> Directive
Using the records below, locate all lines containing "offset" and return them.

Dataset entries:
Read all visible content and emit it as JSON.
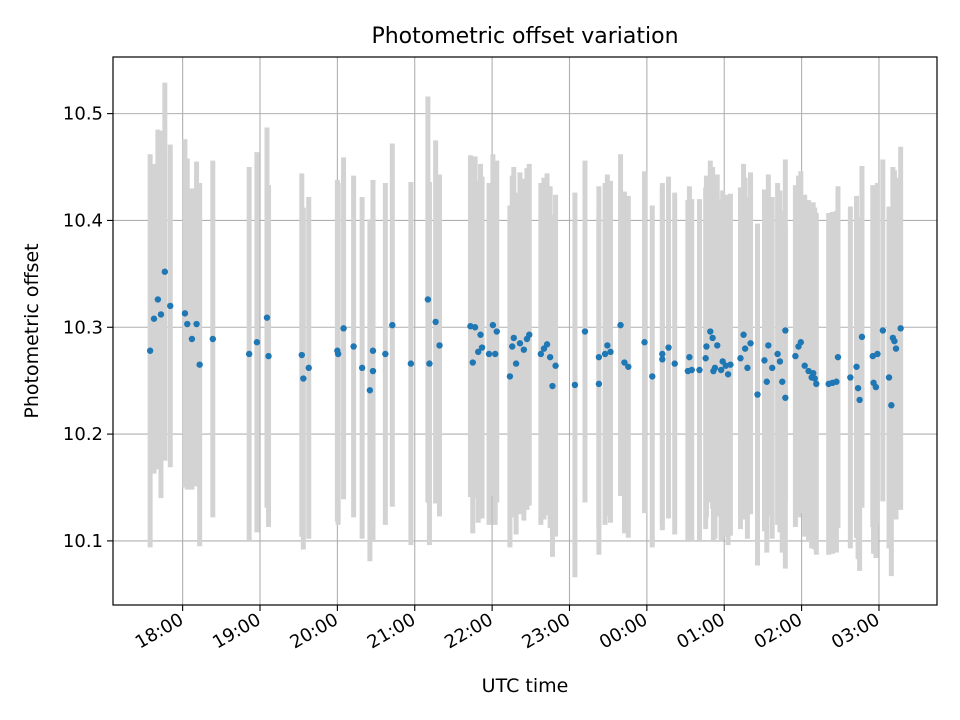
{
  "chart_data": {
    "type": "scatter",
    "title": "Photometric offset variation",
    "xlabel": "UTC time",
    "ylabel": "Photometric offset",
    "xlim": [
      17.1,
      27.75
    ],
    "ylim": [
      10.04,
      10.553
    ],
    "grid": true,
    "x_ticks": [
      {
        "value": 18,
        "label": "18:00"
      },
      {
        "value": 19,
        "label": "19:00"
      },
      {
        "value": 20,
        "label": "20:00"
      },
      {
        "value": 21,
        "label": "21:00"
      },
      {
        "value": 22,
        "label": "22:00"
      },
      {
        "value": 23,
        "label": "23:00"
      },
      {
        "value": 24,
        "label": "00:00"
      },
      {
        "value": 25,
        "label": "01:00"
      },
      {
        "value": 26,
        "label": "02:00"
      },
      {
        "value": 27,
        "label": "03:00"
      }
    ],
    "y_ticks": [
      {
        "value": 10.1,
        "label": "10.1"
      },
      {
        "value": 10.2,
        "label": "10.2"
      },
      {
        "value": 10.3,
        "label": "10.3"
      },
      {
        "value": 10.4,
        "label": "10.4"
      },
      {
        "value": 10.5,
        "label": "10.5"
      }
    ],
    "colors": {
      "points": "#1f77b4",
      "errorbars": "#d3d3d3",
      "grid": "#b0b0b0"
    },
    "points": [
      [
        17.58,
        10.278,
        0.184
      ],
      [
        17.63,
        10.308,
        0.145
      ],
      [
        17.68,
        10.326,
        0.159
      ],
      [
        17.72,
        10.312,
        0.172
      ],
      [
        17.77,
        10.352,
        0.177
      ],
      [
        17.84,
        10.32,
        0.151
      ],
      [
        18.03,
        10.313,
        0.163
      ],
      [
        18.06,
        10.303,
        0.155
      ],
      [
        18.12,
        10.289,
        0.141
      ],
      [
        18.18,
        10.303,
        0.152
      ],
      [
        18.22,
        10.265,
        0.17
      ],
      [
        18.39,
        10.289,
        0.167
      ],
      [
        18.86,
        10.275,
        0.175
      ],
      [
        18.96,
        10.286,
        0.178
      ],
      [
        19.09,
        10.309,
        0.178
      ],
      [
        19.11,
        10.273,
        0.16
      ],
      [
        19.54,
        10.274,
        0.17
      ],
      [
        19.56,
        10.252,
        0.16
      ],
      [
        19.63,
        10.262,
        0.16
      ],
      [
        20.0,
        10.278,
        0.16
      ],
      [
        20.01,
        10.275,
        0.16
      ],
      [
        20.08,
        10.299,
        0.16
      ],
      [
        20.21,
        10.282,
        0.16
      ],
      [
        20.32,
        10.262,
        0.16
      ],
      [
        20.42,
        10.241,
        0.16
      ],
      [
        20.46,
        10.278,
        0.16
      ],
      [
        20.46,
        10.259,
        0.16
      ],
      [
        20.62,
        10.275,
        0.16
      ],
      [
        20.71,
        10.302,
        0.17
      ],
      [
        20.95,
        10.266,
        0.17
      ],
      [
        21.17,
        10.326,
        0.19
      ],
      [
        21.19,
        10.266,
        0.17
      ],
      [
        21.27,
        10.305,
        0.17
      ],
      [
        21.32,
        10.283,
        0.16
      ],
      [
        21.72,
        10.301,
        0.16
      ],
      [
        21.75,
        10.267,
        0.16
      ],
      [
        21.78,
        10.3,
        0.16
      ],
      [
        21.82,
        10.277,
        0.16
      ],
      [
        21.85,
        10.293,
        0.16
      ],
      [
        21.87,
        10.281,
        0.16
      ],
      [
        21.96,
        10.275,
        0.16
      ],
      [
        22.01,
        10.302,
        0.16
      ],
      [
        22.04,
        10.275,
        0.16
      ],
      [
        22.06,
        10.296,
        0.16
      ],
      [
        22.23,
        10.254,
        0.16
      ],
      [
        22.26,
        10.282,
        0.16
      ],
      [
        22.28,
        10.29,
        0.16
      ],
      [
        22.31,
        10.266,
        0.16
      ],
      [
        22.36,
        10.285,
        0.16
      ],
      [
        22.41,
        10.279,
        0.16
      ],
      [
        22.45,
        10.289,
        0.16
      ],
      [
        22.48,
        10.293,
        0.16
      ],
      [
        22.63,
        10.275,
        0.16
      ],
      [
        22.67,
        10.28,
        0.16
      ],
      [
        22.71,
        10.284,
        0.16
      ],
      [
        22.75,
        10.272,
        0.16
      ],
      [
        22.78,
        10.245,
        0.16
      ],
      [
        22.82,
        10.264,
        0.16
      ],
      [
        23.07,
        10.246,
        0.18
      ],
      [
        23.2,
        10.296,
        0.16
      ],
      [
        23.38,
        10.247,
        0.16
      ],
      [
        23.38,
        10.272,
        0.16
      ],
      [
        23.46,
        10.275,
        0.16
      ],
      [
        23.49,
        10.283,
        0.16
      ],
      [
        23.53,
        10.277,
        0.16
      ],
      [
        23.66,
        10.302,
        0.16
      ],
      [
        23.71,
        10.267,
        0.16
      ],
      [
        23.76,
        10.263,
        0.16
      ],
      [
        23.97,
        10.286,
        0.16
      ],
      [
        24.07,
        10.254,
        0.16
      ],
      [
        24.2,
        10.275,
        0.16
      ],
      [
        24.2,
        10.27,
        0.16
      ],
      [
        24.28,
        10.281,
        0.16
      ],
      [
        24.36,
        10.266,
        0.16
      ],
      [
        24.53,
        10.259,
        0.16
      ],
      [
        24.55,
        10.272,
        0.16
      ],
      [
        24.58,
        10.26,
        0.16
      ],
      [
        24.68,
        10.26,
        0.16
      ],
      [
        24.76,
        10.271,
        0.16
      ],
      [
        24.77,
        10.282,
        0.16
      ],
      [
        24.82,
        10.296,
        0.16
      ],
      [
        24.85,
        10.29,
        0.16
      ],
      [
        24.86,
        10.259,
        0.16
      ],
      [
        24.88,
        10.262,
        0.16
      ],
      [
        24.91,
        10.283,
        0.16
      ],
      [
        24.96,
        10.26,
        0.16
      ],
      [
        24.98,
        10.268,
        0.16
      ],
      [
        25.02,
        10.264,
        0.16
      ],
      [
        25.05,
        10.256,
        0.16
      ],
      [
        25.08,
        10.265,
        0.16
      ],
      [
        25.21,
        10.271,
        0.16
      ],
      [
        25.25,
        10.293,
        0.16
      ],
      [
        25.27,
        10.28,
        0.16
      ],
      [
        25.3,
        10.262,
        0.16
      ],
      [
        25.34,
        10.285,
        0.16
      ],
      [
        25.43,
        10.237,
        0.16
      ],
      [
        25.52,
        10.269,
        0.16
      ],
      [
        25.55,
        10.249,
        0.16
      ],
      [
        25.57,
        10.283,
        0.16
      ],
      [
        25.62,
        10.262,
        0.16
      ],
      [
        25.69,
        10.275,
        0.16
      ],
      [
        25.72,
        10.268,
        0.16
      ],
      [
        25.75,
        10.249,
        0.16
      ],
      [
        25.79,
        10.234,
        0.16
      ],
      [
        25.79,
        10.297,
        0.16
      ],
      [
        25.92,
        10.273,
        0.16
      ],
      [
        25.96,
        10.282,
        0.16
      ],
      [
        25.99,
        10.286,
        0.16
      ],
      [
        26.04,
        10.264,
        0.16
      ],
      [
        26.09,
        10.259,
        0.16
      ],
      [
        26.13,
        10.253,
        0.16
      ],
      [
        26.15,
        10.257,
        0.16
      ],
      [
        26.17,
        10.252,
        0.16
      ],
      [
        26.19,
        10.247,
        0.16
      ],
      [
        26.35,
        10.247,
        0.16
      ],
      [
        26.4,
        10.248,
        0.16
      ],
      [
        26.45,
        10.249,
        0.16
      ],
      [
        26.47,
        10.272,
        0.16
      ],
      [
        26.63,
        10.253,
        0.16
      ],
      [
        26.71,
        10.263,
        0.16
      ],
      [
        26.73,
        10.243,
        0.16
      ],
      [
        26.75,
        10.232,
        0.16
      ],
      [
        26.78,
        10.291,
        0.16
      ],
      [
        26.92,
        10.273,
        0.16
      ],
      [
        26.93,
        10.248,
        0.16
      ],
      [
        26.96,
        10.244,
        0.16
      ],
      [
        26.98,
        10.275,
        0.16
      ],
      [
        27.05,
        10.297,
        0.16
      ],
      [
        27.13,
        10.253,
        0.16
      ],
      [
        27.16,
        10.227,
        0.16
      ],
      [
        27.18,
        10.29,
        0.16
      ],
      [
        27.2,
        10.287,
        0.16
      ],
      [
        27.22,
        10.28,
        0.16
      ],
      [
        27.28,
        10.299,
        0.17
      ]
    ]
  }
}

> Task output
    "title": "Photometric offset variation",
    "ylabel": "Photometric offset",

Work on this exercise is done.